Which lines in the records below contain the word "tako"? Copy each of them.

** start RECORDS SHOWN **

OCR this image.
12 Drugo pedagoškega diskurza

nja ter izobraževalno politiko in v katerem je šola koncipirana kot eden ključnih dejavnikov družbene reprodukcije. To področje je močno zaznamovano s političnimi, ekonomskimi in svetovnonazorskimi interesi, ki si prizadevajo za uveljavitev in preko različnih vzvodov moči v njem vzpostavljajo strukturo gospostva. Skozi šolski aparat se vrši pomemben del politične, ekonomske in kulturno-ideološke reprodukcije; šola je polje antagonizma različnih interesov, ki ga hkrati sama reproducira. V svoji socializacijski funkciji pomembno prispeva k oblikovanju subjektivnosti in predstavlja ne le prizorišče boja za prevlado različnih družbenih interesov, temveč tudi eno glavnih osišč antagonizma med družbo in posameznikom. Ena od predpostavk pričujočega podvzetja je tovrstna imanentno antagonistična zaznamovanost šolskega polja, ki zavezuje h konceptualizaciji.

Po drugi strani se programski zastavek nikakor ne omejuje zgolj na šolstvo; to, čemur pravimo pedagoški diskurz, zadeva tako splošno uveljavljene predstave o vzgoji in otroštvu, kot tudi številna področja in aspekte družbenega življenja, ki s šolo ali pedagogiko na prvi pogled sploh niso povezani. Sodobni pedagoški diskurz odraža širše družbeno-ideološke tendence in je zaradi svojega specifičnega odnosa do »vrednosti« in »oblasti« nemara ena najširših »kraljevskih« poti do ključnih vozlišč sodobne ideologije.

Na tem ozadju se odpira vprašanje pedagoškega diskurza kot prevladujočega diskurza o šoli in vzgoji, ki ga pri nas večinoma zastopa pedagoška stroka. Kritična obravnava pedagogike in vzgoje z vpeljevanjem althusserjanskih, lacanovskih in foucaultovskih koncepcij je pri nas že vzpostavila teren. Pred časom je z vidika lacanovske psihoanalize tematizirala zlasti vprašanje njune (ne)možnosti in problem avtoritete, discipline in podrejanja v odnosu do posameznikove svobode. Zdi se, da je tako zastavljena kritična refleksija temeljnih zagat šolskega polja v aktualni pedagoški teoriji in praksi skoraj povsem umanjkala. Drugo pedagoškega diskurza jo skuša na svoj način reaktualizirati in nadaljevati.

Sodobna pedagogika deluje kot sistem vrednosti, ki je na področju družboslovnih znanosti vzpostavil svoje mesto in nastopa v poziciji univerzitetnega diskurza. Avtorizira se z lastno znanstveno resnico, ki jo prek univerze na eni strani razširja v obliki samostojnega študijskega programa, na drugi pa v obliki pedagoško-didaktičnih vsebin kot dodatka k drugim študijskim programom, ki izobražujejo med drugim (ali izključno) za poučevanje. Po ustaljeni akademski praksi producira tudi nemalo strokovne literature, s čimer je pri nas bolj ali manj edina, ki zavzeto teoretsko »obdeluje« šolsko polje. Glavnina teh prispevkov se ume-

** end RECORDS SHOWN **

# TASK RESPONSE
Po drugi strani se programski zastavek nikakor ne omejuje zgolj na šolstvo; to, čemur pravimo pedagoški diskurz, zadeva tako splošno uveljavljene predstave o vzgoji in otroštvu, kot tudi številna področja in aspekte družbenega življenja, ki s šolo ali pedagogiko na prvi pogled sploh niso povezani. Sodobni pedagoški diskurz odraža širše družbeno-ideološke tendence in je zaradi svojega specifičnega odnosa do »vrednosti« in »oblasti« nemara ena najširših »kraljevskih« poti do ključnih vozlišč sodobne ideologije.
Na tem ozadju se odpira vprašanje pedagoškega diskurza kot prevladujočega diskurza o šoli in vzgoji, ki ga pri nas večinoma zastopa pedagoška stroka. Kritična obravnava pedagogike in vzgoje z vpeljevanjem althusserjanskih, lacanovskih in foucaultovskih koncepcij je pri nas že vzpostavila teren. Pred časom je z vidika lacanovske psihoanalize tematizirala zlasti vprašanje njune (ne)možnosti in problem avtoritete, discipline in podrejanja v odnosu do posameznikove svobode. Zdi se, da je tako zastavljena kritična refleksija temeljnih zagat šolskega polja v aktualni pedagoški teoriji in praksi skoraj povsem umanjkala. Drugo pedagoškega diskurza jo skuša na svoj način reaktualizirati in nadaljevati.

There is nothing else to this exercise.